**EXERCISE AIM**
Reproduce the lines of the material below word for word, starting at the line that contains "Patent image size: (982, 907)." and ending at the last line of the material, with both ends included.

[Begin PROVIDED DATA]

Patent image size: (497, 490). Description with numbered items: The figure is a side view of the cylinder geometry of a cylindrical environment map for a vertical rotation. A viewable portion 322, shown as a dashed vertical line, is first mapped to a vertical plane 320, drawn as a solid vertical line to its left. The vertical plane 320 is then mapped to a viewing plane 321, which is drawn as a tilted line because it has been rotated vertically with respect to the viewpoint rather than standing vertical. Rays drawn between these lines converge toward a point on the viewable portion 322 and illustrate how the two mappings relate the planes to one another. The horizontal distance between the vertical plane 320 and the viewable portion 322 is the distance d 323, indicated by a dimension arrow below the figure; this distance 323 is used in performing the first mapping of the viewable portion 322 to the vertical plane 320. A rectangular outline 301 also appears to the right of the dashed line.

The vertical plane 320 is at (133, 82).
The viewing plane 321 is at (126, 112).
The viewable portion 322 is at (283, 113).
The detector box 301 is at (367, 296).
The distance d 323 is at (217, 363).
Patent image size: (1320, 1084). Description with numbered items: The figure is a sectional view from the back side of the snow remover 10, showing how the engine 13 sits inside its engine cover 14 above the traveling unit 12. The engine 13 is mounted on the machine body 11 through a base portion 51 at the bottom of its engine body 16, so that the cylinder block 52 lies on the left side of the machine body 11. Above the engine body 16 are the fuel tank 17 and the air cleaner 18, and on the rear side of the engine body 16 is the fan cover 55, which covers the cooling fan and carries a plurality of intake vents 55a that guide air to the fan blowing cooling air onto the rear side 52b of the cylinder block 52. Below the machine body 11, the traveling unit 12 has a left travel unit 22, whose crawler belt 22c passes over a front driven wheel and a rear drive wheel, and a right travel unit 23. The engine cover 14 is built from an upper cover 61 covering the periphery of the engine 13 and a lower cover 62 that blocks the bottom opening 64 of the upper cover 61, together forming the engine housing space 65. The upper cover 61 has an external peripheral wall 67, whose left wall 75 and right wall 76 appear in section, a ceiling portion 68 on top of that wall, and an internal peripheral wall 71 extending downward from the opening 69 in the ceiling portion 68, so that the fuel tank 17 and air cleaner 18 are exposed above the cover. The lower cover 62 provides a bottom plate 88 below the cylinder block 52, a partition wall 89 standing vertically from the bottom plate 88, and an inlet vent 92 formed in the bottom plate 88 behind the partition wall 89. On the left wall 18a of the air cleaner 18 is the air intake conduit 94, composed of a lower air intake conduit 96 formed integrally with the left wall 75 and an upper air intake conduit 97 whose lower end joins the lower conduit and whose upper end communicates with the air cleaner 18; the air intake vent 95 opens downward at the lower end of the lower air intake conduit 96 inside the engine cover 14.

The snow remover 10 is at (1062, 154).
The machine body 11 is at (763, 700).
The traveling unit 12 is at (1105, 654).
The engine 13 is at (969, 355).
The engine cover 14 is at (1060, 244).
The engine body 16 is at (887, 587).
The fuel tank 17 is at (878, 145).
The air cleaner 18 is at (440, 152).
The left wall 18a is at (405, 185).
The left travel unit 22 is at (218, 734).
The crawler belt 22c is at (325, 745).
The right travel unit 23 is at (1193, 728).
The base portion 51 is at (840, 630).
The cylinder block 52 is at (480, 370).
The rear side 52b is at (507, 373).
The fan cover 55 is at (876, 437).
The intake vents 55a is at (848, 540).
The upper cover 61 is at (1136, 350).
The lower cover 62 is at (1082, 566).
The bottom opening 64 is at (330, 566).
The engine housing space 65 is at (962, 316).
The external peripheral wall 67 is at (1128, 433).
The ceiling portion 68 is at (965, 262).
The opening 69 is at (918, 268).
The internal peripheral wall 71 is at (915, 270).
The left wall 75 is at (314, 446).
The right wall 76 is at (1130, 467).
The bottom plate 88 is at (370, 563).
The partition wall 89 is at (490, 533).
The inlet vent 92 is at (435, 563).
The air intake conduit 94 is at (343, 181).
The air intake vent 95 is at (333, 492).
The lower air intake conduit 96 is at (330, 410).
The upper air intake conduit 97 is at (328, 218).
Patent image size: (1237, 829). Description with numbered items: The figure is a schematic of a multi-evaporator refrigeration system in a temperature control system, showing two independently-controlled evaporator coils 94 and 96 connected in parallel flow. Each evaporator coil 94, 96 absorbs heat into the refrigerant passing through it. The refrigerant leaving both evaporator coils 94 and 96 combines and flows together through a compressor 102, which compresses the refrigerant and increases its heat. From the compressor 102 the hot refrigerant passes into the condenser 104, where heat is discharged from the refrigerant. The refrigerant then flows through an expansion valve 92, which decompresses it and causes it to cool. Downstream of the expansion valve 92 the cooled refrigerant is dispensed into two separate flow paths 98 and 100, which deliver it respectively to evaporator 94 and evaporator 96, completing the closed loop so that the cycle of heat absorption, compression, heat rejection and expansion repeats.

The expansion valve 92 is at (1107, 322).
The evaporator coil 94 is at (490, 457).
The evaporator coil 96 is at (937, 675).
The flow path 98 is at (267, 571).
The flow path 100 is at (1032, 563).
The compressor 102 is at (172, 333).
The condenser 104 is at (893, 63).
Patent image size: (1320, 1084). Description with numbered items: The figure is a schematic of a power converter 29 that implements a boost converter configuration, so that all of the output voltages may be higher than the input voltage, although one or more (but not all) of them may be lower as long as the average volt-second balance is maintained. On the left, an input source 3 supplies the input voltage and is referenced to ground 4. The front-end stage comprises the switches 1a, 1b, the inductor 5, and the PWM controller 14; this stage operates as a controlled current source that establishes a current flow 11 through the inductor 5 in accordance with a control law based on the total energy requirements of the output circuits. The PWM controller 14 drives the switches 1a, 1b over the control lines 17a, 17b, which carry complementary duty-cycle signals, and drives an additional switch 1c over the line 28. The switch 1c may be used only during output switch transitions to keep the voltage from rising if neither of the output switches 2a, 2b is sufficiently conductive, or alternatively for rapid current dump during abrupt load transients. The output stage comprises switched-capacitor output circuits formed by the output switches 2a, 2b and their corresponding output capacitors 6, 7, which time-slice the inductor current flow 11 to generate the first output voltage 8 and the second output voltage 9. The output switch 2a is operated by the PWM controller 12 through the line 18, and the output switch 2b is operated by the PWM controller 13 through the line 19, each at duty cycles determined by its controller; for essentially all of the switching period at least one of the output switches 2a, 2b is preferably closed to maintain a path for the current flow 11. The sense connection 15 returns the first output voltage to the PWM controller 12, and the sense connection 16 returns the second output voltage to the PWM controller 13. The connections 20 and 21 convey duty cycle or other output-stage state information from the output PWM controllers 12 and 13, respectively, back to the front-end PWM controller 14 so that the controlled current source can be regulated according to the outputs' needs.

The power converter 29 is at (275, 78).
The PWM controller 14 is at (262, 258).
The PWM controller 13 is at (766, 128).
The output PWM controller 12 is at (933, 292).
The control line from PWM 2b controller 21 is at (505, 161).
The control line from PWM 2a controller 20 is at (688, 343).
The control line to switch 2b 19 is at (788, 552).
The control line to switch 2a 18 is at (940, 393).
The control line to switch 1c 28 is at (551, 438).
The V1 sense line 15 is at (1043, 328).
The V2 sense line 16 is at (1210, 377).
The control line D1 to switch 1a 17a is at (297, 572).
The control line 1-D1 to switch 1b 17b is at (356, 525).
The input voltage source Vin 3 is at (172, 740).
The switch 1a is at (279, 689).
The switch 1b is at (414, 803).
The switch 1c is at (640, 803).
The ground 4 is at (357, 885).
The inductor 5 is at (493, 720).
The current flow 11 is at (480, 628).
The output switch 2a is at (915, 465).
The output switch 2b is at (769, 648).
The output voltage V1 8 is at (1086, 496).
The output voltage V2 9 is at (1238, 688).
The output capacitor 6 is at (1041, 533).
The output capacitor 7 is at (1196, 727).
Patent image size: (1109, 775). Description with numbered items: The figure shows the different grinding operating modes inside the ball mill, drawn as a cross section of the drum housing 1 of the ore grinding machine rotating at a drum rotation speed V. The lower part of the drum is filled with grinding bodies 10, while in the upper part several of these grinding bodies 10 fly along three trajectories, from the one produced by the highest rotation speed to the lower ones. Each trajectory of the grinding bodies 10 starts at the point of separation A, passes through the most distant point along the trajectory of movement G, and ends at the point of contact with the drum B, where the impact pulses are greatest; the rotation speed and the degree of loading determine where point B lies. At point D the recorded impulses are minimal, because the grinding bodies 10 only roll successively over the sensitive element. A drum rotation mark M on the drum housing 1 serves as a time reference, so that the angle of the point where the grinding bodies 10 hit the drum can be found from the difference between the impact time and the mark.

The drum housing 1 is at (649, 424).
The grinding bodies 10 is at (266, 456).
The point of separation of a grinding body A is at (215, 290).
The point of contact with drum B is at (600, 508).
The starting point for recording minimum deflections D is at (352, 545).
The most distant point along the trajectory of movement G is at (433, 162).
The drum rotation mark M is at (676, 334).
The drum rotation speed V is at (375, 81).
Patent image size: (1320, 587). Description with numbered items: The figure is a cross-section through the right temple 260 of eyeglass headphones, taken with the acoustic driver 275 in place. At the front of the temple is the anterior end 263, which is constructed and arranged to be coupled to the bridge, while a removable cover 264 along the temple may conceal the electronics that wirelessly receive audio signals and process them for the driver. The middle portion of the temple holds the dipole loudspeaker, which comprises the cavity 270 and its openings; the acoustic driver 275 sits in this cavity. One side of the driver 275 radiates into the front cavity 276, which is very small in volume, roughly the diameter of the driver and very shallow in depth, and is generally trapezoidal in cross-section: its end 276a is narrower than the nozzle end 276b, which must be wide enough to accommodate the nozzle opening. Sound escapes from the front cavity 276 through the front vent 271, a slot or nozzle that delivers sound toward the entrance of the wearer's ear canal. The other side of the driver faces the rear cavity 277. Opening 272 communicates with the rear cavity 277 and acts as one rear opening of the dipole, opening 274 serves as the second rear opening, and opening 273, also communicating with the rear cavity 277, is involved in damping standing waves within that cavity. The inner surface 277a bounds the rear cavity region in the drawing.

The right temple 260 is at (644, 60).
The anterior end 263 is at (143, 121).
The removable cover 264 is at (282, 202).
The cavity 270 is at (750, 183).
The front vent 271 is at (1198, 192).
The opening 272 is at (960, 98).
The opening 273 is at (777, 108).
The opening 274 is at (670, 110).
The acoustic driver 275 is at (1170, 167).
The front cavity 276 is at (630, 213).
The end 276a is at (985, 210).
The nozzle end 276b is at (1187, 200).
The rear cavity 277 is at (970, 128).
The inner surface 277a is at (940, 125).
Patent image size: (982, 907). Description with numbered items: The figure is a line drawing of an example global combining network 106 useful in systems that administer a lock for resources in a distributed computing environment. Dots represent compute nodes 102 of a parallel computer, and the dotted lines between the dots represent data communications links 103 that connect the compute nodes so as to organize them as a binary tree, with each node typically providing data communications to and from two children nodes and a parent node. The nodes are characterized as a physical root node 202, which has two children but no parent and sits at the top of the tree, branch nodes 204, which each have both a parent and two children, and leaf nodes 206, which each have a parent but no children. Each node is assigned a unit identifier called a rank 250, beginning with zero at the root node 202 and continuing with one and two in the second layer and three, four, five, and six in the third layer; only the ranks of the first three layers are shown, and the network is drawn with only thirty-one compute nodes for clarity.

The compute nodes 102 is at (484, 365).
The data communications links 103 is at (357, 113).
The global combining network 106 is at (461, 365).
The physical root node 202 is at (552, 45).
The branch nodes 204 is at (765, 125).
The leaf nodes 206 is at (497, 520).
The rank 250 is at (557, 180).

[End PROVIDED DATA]

**EXERCISE RESPONSE**
Patent image size: (982, 907). Description with numbered items: The figure is a line drawing of an example global combining network 106 useful in systems that administer a lock for resources in a distributed computing environment. Dots represent compute nodes 102 of a parallel computer, and the dotted lines between the dots represent data communications links 103 that connect the compute nodes so as to organize them as a binary tree, with each node typically providing data communications to and from two children nodes and a parent node. The nodes are characterized as a physical root node 202, which has two children but no parent and sits at the top of the tree, branch nodes 204, which each have both a parent and two children, and leaf nodes 206, which each have a parent but no children. Each node is assigned a unit identifier called a rank 250, beginning with zero at the root node 202 and continuing with one and two in the second layer and three, four, five, and six in the third layer; only the ranks of the first three layers are shown, and the network is drawn with only thirty-one compute nodes for clarity.

The compute nodes 102 is at (484, 365).
The data communications links 103 is at (357, 113).
The global combining network 106 is at (461, 365).
The physical root node 202 is at (552, 45).
The branch nodes 204 is at (765, 125).
The leaf nodes 206 is at (497, 520).
The rank 250 is at (557, 180).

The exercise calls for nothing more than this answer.